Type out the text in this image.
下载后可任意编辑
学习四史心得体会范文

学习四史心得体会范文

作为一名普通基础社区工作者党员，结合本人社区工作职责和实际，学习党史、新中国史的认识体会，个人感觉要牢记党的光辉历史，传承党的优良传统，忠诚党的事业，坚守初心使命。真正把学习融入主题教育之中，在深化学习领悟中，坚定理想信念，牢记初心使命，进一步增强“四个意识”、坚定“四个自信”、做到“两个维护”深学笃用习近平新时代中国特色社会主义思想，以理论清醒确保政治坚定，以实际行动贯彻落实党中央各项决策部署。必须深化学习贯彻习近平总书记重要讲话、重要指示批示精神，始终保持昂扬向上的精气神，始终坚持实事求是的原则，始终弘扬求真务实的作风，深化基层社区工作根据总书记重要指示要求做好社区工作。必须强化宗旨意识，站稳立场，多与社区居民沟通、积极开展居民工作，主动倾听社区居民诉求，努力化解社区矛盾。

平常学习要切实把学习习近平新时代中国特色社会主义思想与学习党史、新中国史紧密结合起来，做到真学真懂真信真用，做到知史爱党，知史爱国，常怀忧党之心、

+++++

→ **REQUIRED TASK**
Reproduce the listing above verbatim, from first line to last.

→ **TASK OUTPUT**
Type out the text in this image.
下载后可任意编辑
学习四史心得体会范文

学习四史心得体会范文

作为一名普通基础社区工作者党员，结合本人社区工作职责和实际，学习党史、新中国史的认识体会，个人感觉要牢记党的光辉历史，传承党的优良传统，忠诚党的事业，坚守初心使命。真正把学习融入主题教育之中，在深化学习领悟中，坚定理想信念，牢记初心使命，进一步增强“四个意识”、坚定“四个自信”、做到“两个维护”深学笃用习近平新时代中国特色社会主义思想，以理论清醒确保政治坚定，以实际行动贯彻落实党中央各项决策部署。必须深化学习贯彻习近平总书记重要讲话、重要指示批示精神，始终保持昂扬向上的精气神，始终坚持实事求是的原则，始终弘扬求真务实的作风，深化基层社区工作根据总书记重要指示要求做好社区工作。必须强化宗旨意识，站稳立场，多与社区居民沟通、积极开展居民工作，主动倾听社区居民诉求，努力化解社区矛盾。

平常学习要切实把学习习近平新时代中国特色社会主义思想与学习党史、新中国史紧密结合起来，做到真学真懂真信真用，做到知史爱党，知史爱国，常怀忧党之心、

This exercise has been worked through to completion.